-- Start --

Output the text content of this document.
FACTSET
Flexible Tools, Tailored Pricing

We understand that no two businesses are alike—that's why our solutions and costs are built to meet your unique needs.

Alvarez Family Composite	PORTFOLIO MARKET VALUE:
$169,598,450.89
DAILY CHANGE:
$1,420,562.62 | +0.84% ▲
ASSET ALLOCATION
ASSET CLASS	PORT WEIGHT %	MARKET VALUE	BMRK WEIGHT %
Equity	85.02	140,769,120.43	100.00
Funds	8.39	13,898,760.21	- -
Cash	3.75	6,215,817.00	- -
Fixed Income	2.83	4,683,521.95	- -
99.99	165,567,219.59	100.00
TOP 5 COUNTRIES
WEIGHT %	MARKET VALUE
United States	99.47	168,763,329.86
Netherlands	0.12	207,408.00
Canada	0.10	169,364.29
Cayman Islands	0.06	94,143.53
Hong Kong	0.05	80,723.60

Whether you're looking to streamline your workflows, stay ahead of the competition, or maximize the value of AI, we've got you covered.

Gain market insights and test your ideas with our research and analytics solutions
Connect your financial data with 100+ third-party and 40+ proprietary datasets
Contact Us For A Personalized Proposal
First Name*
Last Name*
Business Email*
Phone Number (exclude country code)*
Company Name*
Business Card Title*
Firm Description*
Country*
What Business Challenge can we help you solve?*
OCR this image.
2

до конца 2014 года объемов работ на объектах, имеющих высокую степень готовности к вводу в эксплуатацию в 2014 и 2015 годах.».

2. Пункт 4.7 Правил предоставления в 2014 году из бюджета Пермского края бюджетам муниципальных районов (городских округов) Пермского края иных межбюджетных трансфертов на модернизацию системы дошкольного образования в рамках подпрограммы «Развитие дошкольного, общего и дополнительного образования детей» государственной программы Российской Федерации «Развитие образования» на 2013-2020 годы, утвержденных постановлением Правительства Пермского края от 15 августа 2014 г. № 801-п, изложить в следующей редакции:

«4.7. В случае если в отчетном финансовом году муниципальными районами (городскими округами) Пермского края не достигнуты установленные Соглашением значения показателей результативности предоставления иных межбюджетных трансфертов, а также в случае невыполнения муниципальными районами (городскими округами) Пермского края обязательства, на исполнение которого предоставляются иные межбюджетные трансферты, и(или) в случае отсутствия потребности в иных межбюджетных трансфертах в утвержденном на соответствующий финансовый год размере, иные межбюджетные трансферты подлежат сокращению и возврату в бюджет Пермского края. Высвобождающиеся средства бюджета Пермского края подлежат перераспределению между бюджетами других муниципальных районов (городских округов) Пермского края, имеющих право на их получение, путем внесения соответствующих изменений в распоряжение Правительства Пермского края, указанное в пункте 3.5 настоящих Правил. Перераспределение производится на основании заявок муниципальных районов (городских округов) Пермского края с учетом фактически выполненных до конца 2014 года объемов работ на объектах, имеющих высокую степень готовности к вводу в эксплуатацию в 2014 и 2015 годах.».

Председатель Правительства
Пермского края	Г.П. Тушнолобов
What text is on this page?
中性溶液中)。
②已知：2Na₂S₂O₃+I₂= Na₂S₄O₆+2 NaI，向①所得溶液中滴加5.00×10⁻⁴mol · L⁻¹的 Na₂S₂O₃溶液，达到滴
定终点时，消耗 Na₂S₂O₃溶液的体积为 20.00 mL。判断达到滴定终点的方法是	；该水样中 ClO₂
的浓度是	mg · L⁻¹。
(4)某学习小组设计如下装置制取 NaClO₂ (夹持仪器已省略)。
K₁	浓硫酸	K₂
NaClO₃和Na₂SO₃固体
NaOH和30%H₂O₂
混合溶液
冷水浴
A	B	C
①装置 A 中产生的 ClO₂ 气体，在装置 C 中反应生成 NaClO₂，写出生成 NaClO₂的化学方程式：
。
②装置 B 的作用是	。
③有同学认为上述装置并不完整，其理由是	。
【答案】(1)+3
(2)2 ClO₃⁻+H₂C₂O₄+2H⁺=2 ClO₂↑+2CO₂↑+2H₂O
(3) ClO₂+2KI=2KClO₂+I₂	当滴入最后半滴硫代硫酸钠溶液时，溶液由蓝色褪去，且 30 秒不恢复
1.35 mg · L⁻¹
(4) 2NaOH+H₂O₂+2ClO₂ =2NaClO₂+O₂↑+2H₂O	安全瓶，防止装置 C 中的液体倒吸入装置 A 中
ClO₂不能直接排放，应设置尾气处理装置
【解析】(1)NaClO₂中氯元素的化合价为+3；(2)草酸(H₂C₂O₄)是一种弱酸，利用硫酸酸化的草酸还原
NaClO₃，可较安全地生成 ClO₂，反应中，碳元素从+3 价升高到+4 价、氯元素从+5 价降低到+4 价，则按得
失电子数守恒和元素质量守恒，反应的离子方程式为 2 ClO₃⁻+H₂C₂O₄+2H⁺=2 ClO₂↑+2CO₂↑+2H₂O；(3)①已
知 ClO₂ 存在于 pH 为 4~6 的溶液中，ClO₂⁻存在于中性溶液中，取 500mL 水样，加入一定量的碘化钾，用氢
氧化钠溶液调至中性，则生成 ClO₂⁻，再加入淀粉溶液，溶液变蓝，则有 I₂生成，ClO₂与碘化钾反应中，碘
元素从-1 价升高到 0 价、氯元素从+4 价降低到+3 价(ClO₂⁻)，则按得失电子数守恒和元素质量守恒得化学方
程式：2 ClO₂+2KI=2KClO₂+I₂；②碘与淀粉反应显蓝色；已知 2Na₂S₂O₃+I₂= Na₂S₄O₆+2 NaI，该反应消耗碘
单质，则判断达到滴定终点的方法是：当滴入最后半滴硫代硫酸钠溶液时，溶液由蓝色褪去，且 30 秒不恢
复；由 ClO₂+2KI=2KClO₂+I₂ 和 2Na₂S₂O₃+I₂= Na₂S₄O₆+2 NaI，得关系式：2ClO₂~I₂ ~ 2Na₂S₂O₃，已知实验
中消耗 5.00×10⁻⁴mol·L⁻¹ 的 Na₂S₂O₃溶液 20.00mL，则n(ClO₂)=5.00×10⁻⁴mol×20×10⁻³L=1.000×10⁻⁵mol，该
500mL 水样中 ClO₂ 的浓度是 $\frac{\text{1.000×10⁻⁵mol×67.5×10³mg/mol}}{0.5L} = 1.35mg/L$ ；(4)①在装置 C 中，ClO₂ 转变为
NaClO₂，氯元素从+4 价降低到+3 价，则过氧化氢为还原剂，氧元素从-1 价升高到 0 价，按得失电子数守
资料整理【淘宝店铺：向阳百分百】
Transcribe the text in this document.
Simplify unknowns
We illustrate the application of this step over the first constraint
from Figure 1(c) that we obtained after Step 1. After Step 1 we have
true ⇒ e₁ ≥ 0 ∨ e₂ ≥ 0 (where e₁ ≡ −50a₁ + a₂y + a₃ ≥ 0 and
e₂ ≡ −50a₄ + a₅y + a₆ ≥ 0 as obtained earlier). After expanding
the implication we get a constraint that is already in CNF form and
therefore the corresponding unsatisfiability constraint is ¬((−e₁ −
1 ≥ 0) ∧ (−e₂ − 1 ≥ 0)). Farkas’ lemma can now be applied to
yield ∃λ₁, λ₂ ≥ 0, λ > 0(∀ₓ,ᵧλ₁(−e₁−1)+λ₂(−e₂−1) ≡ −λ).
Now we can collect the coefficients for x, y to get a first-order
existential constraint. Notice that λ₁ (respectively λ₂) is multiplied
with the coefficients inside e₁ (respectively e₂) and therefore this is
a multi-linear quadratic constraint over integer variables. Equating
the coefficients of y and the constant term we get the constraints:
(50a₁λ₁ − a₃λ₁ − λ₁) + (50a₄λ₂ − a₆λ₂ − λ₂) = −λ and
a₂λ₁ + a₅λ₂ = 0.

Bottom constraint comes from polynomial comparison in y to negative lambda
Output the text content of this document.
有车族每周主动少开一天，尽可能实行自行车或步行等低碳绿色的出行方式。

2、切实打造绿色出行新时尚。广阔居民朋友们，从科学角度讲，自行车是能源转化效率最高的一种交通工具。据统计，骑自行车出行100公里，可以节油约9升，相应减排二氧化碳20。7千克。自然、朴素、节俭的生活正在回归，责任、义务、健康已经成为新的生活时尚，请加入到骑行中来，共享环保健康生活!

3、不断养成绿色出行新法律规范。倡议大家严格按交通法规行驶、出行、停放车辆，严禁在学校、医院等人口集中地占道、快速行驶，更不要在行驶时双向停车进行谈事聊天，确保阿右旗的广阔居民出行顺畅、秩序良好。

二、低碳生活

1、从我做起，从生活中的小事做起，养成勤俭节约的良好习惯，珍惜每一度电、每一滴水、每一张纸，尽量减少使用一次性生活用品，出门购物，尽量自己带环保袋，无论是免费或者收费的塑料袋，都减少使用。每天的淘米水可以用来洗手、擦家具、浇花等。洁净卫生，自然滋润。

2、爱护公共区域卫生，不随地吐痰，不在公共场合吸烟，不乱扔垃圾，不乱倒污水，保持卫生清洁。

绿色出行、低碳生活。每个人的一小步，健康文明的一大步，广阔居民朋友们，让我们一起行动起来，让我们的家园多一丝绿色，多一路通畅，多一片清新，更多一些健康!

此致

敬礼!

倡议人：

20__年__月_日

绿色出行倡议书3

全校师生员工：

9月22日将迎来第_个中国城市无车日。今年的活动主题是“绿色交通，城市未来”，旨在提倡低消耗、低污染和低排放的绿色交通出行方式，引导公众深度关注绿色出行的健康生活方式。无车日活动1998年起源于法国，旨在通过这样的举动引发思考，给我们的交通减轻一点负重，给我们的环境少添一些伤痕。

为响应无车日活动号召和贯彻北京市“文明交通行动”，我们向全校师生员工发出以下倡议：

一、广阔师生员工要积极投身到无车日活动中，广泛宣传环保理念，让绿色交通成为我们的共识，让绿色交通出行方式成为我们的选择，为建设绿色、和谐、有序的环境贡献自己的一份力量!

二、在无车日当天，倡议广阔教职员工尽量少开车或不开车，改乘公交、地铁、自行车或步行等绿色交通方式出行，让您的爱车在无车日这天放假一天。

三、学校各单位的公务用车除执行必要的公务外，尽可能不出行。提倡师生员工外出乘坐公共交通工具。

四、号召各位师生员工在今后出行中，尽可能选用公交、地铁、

-- End --

**STATED TASK:**
Check every line for "text" and show the ones that have it.

**SOLUTION:**
Output the text content of this document.
What text is on this page?
500mL 水样中 ClO₂ 的浓度是 $\frac{\text{1.000×10⁻⁵mol×67.5×10³mg/mol}}{0.5L} = 1.35mg/L$ ；(4)①在装置 C 中，ClO₂ 转变为
Transcribe the text in this document.
Output the text content of this document.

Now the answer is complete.